## Begin Excerpt provided
= Benjamin F. Manierre =

American politician

Benjamin Franklin Manierre (1822 in New London County, Connecticut - June 12, 1910 in Manhattan, New York City) was an American banker and politician from New York.

==Life==
After the death of his father, the family removed to New York City in 1829. When 12 years old, he began to work in a banking and exchange office. 25 years later he became President of the Importers' and Traders' Insurance Company.

He entered politics as a Tammany Hall Democrat, and joined the Free Soil Party in 1848, and the Republican Party upon its foundation in 1855.

He was a member of the New York State Senate (6th D.) in 1860 and 1861.

In 1866, he was elected by the State Legislature as a Metropolitan Police Commissioner.

In 1876, he was Chairman of the Liberal Republican state convention.
## End Excerpt provided
Challenges:
• 1. According to the Manierre biography, in what year did his family move to New York City?
• 2. Extend the Manierre biography with the next part, starting after its last sentence.
The material after this point comes from a source unrelated to the Manierre biography.
## Begin Material provided
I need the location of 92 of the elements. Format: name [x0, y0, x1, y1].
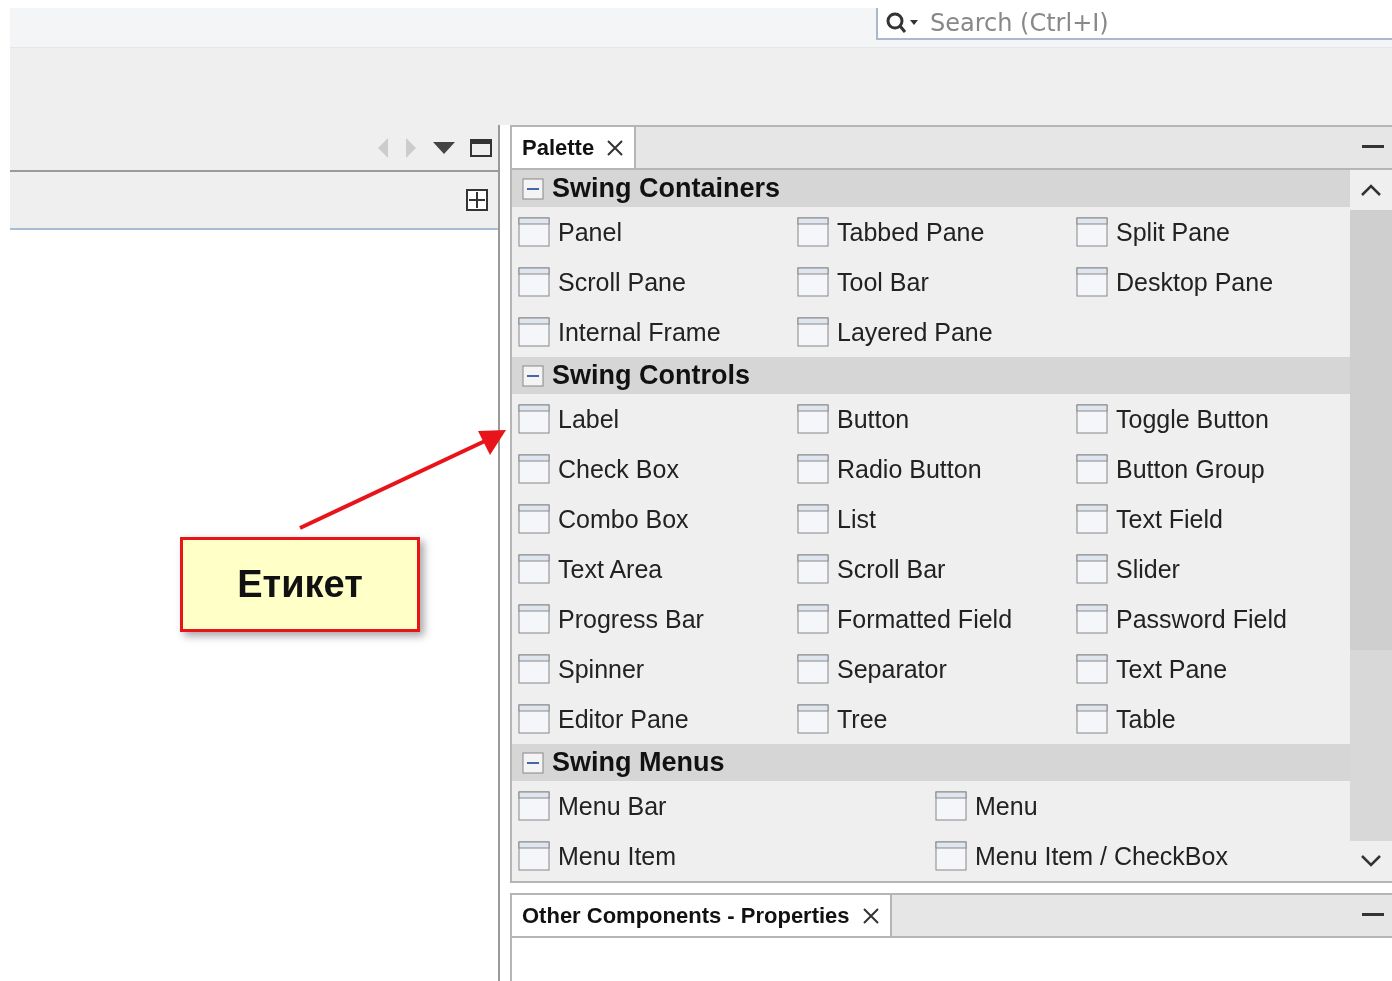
## End Material provided
Outputs for the tasks:
• 1. 1829

• 2.
He died at his home, at 352 West End Avenue, Manhattan.

His sons Alfred Lee Manierre (1861–1911) and Charles E. Manierre (1859–1940) both ran on the Prohibition ticket for Governor of New York: Alfred in 1902, Charles in 1926.

==Sources==
- The New York Civil List compiled by Franklin Benjamin Hough, Stephen C. Hutchins and Edgar Albert Werner (1867; pg. 442 and 526)
- Biographical Sketches of the State Officers and Members of the Legislature of the State of New York by William D. Murphy (1861; pg. 83ff)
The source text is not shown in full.